## Records for this task

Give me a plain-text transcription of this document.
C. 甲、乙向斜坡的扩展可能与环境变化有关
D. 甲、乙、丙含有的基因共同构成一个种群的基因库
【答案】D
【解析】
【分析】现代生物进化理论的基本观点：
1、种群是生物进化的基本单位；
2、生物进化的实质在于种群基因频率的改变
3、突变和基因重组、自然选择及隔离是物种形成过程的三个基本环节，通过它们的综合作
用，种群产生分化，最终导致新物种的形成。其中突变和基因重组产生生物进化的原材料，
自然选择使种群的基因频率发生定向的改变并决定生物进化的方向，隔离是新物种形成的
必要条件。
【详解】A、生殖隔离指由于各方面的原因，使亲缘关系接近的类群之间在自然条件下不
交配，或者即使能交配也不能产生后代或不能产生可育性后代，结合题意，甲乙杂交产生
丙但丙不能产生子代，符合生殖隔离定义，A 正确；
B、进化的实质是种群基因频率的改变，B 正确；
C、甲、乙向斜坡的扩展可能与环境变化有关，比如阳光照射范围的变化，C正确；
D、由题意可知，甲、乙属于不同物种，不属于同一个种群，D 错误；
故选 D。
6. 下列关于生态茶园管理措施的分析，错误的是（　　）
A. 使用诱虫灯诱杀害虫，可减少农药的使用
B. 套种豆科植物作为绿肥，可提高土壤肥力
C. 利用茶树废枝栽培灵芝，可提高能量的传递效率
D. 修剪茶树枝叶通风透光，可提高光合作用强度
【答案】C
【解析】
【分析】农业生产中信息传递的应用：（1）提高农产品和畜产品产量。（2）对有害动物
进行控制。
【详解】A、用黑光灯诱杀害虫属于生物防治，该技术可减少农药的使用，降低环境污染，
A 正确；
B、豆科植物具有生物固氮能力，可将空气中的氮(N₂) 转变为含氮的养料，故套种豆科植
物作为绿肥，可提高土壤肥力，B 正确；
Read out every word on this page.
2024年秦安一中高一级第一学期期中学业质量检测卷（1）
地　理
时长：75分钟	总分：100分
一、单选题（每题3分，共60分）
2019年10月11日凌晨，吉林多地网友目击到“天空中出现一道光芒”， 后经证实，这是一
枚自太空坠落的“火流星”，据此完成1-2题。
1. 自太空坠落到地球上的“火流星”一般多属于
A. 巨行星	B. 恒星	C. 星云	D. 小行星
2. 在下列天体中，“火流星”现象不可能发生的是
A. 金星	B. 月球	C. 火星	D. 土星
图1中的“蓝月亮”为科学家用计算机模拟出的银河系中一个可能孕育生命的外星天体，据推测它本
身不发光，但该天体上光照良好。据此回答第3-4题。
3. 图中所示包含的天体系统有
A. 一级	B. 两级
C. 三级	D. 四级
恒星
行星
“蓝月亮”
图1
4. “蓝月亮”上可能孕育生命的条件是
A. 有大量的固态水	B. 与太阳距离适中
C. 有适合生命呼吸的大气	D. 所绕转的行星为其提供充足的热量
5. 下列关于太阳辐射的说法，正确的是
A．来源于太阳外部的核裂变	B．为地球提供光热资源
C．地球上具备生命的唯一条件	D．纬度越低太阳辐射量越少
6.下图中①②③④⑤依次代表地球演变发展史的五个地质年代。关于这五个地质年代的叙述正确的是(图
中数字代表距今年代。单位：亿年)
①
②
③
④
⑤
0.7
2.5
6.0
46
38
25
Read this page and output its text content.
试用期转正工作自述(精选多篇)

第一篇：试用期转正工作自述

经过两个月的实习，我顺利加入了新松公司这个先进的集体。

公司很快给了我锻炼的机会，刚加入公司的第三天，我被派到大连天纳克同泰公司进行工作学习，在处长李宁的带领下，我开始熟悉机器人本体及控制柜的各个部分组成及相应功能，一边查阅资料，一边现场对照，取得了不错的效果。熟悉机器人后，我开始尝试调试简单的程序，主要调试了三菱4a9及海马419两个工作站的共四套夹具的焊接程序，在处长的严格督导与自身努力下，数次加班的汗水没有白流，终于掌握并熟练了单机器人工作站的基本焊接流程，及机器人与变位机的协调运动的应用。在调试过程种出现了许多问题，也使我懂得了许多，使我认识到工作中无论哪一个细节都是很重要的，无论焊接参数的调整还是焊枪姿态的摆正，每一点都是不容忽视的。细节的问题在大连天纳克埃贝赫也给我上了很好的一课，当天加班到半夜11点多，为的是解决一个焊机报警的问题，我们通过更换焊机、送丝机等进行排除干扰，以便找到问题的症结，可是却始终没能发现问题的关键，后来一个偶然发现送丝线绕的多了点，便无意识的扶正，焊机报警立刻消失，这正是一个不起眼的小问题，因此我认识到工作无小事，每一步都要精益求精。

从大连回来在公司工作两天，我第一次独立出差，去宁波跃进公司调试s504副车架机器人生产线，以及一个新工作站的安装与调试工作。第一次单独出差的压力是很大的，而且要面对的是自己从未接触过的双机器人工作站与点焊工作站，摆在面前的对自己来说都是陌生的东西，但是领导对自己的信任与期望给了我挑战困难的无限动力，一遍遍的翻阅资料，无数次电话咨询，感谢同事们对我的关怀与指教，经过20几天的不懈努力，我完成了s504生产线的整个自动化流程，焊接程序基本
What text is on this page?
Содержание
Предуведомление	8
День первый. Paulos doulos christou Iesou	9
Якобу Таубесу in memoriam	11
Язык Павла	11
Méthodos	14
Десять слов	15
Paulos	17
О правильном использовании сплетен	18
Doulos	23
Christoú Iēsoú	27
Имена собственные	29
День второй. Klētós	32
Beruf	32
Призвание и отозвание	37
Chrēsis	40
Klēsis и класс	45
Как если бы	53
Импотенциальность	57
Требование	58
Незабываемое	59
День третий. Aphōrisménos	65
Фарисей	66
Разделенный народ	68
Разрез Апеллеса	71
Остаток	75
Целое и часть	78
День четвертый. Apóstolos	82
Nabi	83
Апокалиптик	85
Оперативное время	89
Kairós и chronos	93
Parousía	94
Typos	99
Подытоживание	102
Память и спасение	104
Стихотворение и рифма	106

## Directive
Transcribe exactly, and only, the lines from the one bearing "Read out every word on this page." through the last line of the entries, counting both.

## Solution to this task
Read out every word on this page.
2024年秦安一中高一级第一学期期中学业质量检测卷（1）
地　理
时长：75分钟	总分：100分
一、单选题（每题3分，共60分）
2019年10月11日凌晨，吉林多地网友目击到“天空中出现一道光芒”， 后经证实，这是一
枚自太空坠落的“火流星”，据此完成1-2题。
1. 自太空坠落到地球上的“火流星”一般多属于
A. 巨行星	B. 恒星	C. 星云	D. 小行星
2. 在下列天体中，“火流星”现象不可能发生的是
A. 金星	B. 月球	C. 火星	D. 土星
图1中的“蓝月亮”为科学家用计算机模拟出的银河系中一个可能孕育生命的外星天体，据推测它本
身不发光，但该天体上光照良好。据此回答第3-4题。
3. 图中所示包含的天体系统有
A. 一级	B. 两级
C. 三级	D. 四级
恒星
行星
“蓝月亮”
图1
4. “蓝月亮”上可能孕育生命的条件是
A. 有大量的固态水	B. 与太阳距离适中
C. 有适合生命呼吸的大气	D. 所绕转的行星为其提供充足的热量
5. 下列关于太阳辐射的说法，正确的是
A．来源于太阳外部的核裂变	B．为地球提供光热资源
C．地球上具备生命的唯一条件	D．纬度越低太阳辐射量越少
6.下图中①②③④⑤依次代表地球演变发展史的五个地质年代。关于这五个地质年代的叙述正确的是(图
中数字代表距今年代。单位：亿年)
①
②
③
④
⑤
0.7
2.5
6.0
46
38
25
Read this page and output its text content.
试用期转正工作自述(精选多篇)

第一篇：试用期转正工作自述

经过两个月的实习，我顺利加入了新松公司这个先进的集体。

公司很快给了我锻炼的机会，刚加入公司的第三天，我被派到大连天纳克同泰公司进行工作学习，在处长李宁的带领下，我开始熟悉机器人本体及控制柜的各个部分组成及相应功能，一边查阅资料，一边现场对照，取得了不错的效果。熟悉机器人后，我开始尝试调试简单的程序，主要调试了三菱4a9及海马419两个工作站的共四套夹具的焊接程序，在处长的严格督导与自身努力下，数次加班的汗水没有白流，终于掌握并熟练了单机器人工作站的基本焊接流程，及机器人与变位机的协调运动的应用。在调试过程种出现了许多问题，也使我懂得了许多，使我认识到工作中无论哪一个细节都是很重要的，无论焊接参数的调整还是焊枪姿态的摆正，每一点都是不容忽视的。细节的问题在大连天纳克埃贝赫也给我上了很好的一课，当天加班到半夜11点多，为的是解决一个焊机报警的问题，我们通过更换焊机、送丝机等进行排除干扰，以便找到问题的症结，可是却始终没能发现问题的关键，后来一个偶然发现送丝线绕的多了点，便无意识的扶正，焊机报警立刻消失，这正是一个不起眼的小问题，因此我认识到工作无小事，每一步都要精益求精。

从大连回来在公司工作两天，我第一次独立出差，去宁波跃进公司调试s504副车架机器人生产线，以及一个新工作站的安装与调试工作。第一次单独出差的压力是很大的，而且要面对的是自己从未接触过的双机器人工作站与点焊工作站，摆在面前的对自己来说都是陌生的东西，但是领导对自己的信任与期望给了我挑战困难的无限动力，一遍遍的翻阅资料，无数次电话咨询，感谢同事们对我的关怀与指教，经过20几天的不懈努力，我完成了s504生产线的整个自动化流程，焊接程序基本
What text is on this page?
Содержание
Предуведомление	8
День первый. Paulos doulos christou Iesou	9
Якобу Таубесу in memoriam	11
Язык Павла	11
Méthodos	14
Десять слов	15
Paulos	17
О правильном использовании сплетен	18
Doulos	23
Christoú Iēsoú	27
Имена собственные	29
День второй. Klētós	32
Beruf	32
Призвание и отозвание	37
Chrēsis	40
Klēsis и класс	45
Как если бы	53
Импотенциальность	57
Требование	58
Незабываемое	59
День третий. Aphōrisménos	65
Фарисей	66
Разделенный народ	68
Разрез Апеллеса	71
Остаток	75
Целое и часть	78
День четвертый. Apóstolos	82
Nabi	83
Апокалиптик	85
Оперативное время	89
Kairós и chronos	93
Parousía	94
Typos	99
Подытоживание	102
Память и спасение	104
Стихотворение и рифма	106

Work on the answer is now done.